**Material for the task**.
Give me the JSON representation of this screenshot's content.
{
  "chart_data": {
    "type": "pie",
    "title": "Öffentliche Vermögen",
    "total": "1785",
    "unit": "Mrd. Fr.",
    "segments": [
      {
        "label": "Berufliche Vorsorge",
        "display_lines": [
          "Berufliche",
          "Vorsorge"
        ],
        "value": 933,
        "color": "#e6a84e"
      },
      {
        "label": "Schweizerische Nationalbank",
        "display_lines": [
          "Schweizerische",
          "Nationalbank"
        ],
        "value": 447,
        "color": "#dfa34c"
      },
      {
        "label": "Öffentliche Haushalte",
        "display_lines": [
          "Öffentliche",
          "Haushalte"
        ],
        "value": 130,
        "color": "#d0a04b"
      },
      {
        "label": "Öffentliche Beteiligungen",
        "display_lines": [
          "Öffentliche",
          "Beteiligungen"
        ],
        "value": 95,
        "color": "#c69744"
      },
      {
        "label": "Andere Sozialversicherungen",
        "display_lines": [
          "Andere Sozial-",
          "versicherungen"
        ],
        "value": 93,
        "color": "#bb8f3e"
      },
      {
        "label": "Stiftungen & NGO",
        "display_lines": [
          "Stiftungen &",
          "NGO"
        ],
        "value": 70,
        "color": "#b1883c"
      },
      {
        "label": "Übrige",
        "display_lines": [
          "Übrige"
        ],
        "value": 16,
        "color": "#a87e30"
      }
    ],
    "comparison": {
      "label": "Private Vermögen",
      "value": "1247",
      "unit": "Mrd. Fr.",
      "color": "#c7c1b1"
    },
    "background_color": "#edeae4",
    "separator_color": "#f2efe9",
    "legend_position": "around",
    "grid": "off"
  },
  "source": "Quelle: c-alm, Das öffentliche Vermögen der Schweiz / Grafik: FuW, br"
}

**Written request**. Restate every entry word for word.

**Response**.
Give me the JSON representation of this screenshot's content.
{
  "chart_data": {
    "type": "pie",
    "title": "Öffentliche Vermögen",
    "total": "1785",
    "unit": "Mrd. Fr.",
    "segments": [
      {
        "label": "Berufliche Vorsorge",
        "display_lines": [
          "Berufliche",
          "Vorsorge"
        ],
        "value": 933,
        "color": "#e6a84e"
      },
      {
        "label": "Schweizerische Nationalbank",
        "display_lines": [
          "Schweizerische",
          "Nationalbank"
        ],
        "value": 447,
        "color": "#dfa34c"
      },
      {
        "label": "Öffentliche Haushalte",
        "display_lines": [
          "Öffentliche",
          "Haushalte"
        ],
        "value": 130,
        "color": "#d0a04b"
      },
      {
        "label": "Öffentliche Beteiligungen",
        "display_lines": [
          "Öffentliche",
          "Beteiligungen"
        ],
        "value": 95,
        "color": "#c69744"
      },
      {
        "label": "Andere Sozialversicherungen",
        "display_lines": [
          "Andere Sozial-",
          "versicherungen"
        ],
        "value": 93,
        "color": "#bb8f3e"
      },
      {
        "label": "Stiftungen & NGO",
        "display_lines": [
          "Stiftungen &",
          "NGO"
        ],
        "value": 70,
        "color": "#b1883c"
      },
      {
        "label": "Übrige",
        "display_lines": [
          "Übrige"
        ],
        "value": 16,
        "color": "#a87e30"
      }
    ],
    "comparison": {
      "label": "Private Vermögen",
      "value": "1247",
      "unit": "Mrd. Fr.",
      "color": "#c7c1b1"
    },
    "background_color": "#edeae4",
    "separator_color": "#f2efe9",
    "legend_position": "around",
    "grid": "off"
  },
  "source": "Quelle: c-alm, Das öffentliche Vermögen der Schweiz / Grafik: FuW, br"
}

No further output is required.